*Set exercise:*
The records that follow should be retyped word for word.

*Recorded information:*
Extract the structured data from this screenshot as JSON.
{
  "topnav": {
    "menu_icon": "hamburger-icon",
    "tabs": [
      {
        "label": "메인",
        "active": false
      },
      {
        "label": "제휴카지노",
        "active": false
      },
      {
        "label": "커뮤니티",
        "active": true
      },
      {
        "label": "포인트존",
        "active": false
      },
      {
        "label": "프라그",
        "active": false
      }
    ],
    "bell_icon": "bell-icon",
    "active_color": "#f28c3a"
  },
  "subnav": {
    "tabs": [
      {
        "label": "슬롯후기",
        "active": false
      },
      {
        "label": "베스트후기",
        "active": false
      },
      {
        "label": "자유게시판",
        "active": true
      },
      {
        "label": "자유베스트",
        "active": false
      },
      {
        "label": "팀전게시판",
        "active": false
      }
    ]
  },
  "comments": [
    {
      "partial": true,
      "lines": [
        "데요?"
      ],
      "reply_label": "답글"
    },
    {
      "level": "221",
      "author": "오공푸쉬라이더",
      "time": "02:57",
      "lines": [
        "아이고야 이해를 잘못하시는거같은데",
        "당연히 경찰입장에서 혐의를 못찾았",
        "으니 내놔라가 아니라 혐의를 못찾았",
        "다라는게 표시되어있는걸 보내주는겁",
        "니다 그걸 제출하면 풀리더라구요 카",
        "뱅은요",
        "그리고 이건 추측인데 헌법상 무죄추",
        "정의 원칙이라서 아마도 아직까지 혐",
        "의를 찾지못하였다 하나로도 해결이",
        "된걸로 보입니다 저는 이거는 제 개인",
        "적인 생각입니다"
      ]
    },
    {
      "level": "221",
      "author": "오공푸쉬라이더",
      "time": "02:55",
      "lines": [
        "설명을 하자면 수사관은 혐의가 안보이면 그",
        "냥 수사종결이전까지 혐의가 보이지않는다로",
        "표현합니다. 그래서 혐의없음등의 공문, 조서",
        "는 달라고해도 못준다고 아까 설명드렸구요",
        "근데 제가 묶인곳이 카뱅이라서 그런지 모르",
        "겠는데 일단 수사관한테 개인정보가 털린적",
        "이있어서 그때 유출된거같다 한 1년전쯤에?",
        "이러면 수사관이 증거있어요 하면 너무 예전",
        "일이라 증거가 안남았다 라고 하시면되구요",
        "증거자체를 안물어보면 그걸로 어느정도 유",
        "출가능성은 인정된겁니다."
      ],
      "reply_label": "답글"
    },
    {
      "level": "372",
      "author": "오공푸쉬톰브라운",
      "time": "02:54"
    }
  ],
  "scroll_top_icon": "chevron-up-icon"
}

*Answer to the task:*
Extract the structured data from this screenshot as JSON.
{
  "topnav": {
    "menu_icon": "hamburger-icon",
    "tabs": [
      {
        "label": "메인",
        "active": false
      },
      {
        "label": "제휴카지노",
        "active": false
      },
      {
        "label": "커뮤니티",
        "active": true
      },
      {
        "label": "포인트존",
        "active": false
      },
      {
        "label": "프라그",
        "active": false
      }
    ],
    "bell_icon": "bell-icon",
    "active_color": "#f28c3a"
  },
  "subnav": {
    "tabs": [
      {
        "label": "슬롯후기",
        "active": false
      },
      {
        "label": "베스트후기",
        "active": false
      },
      {
        "label": "자유게시판",
        "active": true
      },
      {
        "label": "자유베스트",
        "active": false
      },
      {
        "label": "팀전게시판",
        "active": false
      }
    ]
  },
  "comments": [
    {
      "partial": true,
      "lines": [
        "데요?"
      ],
      "reply_label": "답글"
    },
    {
      "level": "221",
      "author": "오공푸쉬라이더",
      "time": "02:57",
      "lines": [
        "아이고야 이해를 잘못하시는거같은데",
        "당연히 경찰입장에서 혐의를 못찾았",
        "으니 내놔라가 아니라 혐의를 못찾았",
        "다라는게 표시되어있는걸 보내주는겁",
        "니다 그걸 제출하면 풀리더라구요 카",
        "뱅은요",
        "그리고 이건 추측인데 헌법상 무죄추",
        "정의 원칙이라서 아마도 아직까지 혐",
        "의를 찾지못하였다 하나로도 해결이",
        "된걸로 보입니다 저는 이거는 제 개인",
        "적인 생각입니다"
      ]
    },
    {
      "level": "221",
      "author": "오공푸쉬라이더",
      "time": "02:55",
      "lines": [
        "설명을 하자면 수사관은 혐의가 안보이면 그",
        "냥 수사종결이전까지 혐의가 보이지않는다로",
        "표현합니다. 그래서 혐의없음등의 공문, 조서",
        "는 달라고해도 못준다고 아까 설명드렸구요",
        "근데 제가 묶인곳이 카뱅이라서 그런지 모르",
        "겠는데 일단 수사관한테 개인정보가 털린적",
        "이있어서 그때 유출된거같다 한 1년전쯤에?",
        "이러면 수사관이 증거있어요 하면 너무 예전",
        "일이라 증거가 안남았다 라고 하시면되구요",
        "증거자체를 안물어보면 그걸로 어느정도 유",
        "출가능성은 인정된겁니다."
      ],
      "reply_label": "답글"
    },
    {
      "level": "372",
      "author": "오공푸쉬톰브라운",
      "time": "02:54"
    }
  ],
  "scroll_top_icon": "chevron-up-icon"
}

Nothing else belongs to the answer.